>> Start

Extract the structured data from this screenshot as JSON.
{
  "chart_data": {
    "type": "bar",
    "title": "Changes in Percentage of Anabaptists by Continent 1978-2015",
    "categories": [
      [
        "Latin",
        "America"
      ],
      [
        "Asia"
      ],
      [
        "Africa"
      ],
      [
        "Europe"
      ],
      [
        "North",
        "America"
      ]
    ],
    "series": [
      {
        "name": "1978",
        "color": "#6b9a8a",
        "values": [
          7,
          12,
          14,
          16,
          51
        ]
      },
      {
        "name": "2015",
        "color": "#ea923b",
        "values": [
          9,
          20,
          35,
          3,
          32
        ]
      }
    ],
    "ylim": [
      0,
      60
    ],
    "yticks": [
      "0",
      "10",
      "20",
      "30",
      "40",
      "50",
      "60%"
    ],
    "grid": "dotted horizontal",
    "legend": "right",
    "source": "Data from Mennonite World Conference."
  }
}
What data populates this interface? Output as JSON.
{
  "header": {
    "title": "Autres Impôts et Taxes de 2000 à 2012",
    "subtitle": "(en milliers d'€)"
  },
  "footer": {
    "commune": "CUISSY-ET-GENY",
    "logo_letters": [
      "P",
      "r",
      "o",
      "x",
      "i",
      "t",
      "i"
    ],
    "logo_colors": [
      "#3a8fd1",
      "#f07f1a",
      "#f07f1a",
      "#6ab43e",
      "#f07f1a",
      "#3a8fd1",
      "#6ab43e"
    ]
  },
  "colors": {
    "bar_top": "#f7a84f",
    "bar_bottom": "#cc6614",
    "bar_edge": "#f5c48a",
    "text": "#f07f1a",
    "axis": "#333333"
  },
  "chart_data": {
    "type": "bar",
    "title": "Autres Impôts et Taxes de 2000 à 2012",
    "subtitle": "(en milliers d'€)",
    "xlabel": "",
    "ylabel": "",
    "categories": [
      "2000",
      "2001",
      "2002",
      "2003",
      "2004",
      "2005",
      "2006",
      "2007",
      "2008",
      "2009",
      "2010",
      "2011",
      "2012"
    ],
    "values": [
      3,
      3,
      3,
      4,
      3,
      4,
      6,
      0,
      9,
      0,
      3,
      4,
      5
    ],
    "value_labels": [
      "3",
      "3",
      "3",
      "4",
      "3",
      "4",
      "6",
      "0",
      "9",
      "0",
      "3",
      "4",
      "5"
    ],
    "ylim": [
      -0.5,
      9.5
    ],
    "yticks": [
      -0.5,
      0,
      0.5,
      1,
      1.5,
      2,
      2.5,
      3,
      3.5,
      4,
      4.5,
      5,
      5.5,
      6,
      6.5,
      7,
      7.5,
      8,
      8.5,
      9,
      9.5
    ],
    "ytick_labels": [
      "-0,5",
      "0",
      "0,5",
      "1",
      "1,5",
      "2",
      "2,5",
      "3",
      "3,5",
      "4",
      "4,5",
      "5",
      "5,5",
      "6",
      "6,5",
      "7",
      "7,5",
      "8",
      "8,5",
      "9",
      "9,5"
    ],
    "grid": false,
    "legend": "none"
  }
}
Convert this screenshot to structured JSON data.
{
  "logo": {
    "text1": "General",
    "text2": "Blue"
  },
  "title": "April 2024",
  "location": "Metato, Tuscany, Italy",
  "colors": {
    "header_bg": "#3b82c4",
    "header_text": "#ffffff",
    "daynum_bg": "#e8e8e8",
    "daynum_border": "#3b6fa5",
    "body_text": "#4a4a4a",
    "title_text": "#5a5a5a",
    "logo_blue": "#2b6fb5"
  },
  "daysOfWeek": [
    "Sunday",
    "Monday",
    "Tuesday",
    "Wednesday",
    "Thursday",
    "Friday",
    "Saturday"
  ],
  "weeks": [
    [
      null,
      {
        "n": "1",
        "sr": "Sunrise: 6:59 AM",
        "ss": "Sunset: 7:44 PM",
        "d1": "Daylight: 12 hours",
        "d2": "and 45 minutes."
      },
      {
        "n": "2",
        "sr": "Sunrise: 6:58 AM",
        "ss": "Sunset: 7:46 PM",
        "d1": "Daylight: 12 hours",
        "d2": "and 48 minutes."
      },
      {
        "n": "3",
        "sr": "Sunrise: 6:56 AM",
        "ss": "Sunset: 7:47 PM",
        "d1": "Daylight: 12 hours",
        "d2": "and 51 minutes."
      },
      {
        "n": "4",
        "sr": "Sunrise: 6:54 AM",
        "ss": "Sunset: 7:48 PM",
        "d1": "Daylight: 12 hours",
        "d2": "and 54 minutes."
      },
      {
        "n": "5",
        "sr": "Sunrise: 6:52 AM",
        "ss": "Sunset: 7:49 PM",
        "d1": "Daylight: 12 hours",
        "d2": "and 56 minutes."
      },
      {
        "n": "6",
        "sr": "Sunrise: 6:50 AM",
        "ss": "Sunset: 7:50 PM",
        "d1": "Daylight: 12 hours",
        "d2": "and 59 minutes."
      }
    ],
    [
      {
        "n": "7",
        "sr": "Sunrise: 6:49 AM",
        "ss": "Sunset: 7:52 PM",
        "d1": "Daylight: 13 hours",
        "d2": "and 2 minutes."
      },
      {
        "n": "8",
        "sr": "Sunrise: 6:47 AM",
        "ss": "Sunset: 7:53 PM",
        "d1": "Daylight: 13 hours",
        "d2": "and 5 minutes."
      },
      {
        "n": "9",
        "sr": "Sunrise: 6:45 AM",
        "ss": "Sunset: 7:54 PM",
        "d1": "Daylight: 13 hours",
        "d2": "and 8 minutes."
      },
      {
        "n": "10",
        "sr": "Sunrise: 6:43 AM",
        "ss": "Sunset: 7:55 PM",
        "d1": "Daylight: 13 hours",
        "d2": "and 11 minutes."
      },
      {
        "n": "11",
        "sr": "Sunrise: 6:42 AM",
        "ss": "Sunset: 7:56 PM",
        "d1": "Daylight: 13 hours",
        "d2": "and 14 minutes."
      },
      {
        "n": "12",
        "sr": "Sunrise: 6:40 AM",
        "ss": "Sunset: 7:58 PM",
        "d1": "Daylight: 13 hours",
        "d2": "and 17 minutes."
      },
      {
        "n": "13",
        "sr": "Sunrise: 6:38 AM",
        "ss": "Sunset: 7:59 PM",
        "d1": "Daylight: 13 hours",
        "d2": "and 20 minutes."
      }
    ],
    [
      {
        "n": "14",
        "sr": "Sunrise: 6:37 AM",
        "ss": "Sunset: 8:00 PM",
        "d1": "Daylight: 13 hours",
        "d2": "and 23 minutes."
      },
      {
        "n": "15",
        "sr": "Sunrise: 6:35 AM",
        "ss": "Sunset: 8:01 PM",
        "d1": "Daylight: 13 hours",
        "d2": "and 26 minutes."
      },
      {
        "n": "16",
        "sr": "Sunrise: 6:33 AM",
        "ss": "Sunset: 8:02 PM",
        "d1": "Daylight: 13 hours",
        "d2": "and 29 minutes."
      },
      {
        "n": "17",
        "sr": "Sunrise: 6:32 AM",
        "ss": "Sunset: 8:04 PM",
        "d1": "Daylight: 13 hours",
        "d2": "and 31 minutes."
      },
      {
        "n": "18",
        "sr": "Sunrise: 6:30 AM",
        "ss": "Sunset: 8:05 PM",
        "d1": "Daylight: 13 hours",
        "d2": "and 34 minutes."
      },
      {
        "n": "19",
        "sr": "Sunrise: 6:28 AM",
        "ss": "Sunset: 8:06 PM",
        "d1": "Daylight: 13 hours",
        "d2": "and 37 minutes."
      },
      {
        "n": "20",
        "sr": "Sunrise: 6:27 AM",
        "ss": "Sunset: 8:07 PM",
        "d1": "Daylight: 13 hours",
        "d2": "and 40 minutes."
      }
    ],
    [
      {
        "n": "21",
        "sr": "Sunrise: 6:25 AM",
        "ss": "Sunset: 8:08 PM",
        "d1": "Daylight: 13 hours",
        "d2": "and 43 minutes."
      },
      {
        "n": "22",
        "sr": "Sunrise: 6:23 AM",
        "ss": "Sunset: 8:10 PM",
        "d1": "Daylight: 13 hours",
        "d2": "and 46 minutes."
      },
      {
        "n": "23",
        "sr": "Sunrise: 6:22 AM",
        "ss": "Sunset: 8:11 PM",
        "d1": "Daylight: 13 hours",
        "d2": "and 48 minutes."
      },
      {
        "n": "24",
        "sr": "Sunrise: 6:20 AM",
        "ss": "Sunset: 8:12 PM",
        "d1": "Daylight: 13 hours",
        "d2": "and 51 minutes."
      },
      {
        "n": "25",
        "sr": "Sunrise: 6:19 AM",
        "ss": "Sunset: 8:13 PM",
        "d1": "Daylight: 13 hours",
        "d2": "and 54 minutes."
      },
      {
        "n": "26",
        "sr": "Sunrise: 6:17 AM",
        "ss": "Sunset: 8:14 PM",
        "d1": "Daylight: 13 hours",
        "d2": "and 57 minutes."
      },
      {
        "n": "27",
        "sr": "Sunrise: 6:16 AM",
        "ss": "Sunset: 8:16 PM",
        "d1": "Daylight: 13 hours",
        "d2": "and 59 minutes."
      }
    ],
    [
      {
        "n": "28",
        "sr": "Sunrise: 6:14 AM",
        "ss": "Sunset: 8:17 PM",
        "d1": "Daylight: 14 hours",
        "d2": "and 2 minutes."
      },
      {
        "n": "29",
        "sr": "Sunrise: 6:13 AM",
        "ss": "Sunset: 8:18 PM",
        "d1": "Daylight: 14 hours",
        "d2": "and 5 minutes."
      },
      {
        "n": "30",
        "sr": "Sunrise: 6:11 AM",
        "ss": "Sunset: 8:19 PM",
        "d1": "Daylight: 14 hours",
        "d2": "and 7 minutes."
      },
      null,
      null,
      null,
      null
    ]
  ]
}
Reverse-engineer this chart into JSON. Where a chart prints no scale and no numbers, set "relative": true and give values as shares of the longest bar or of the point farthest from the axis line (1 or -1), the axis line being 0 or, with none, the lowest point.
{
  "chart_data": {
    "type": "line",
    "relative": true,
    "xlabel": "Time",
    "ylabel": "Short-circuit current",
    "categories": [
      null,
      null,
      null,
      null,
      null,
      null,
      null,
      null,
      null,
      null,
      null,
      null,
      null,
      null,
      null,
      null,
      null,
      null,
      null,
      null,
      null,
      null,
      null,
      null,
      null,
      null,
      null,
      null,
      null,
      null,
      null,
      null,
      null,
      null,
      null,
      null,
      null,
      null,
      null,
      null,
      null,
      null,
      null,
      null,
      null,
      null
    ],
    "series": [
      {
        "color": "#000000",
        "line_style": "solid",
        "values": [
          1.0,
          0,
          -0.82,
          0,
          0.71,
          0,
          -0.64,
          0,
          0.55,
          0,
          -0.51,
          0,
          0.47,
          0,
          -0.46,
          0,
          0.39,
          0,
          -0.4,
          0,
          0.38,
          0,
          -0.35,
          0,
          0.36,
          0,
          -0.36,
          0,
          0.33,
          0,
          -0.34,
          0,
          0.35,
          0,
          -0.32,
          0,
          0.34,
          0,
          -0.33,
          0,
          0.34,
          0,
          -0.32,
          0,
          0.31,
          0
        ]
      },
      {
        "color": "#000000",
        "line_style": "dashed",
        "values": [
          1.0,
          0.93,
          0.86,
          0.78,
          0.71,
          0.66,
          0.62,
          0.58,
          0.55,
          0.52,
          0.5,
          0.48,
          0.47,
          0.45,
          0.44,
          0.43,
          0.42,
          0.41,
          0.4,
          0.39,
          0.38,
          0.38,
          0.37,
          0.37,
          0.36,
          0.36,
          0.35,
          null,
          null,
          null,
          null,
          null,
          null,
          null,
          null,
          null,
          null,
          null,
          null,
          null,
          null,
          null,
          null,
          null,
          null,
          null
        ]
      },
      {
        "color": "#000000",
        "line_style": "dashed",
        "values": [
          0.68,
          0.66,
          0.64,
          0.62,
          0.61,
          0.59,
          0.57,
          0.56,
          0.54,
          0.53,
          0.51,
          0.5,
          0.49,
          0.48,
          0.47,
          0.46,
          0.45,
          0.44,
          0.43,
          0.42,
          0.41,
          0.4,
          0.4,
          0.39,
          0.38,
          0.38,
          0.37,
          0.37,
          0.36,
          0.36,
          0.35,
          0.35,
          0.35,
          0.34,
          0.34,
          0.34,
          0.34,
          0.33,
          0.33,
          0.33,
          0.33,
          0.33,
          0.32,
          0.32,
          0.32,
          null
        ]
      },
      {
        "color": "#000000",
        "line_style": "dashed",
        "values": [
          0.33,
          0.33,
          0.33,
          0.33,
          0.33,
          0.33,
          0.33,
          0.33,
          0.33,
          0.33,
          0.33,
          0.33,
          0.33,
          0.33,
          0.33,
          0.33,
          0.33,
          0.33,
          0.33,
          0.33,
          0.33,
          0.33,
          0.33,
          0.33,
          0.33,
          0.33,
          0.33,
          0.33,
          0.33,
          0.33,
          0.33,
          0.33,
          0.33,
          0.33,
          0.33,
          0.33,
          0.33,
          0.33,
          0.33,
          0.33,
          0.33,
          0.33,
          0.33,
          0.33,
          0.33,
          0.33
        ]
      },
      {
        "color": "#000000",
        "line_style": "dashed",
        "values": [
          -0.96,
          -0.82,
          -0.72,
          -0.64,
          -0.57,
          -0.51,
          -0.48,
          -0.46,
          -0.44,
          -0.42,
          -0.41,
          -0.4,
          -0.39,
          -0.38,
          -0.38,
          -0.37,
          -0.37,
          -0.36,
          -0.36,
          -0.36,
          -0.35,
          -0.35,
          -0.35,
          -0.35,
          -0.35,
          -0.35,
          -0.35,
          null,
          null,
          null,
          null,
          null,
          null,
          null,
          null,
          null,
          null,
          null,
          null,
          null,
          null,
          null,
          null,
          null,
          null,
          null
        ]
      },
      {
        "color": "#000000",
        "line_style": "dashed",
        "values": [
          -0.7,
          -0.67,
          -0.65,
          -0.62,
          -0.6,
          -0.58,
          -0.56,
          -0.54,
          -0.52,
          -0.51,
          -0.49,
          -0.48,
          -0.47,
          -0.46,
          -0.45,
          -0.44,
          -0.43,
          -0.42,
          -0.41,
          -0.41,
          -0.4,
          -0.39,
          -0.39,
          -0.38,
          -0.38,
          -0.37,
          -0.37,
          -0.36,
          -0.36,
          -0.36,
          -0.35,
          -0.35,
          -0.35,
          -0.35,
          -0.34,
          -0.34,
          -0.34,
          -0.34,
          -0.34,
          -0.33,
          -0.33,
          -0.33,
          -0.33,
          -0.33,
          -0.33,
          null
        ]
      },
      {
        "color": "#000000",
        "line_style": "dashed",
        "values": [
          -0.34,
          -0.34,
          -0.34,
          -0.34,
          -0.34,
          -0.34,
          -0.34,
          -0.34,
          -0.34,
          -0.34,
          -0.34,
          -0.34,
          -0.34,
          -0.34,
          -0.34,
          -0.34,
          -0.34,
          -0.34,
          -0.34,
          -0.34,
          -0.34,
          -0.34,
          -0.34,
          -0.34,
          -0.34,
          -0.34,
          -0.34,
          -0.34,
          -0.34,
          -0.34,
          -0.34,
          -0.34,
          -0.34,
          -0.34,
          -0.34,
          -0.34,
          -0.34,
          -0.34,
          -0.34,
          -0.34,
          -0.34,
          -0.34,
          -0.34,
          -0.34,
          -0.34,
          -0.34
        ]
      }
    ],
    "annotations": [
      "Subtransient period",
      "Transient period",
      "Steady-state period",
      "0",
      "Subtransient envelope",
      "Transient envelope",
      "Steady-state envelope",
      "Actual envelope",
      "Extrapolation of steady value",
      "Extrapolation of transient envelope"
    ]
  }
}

>> End

* _Written problem_: Among the entries above, how many lines include the word "relative"? Reply with the number only.

* _Task result_: 2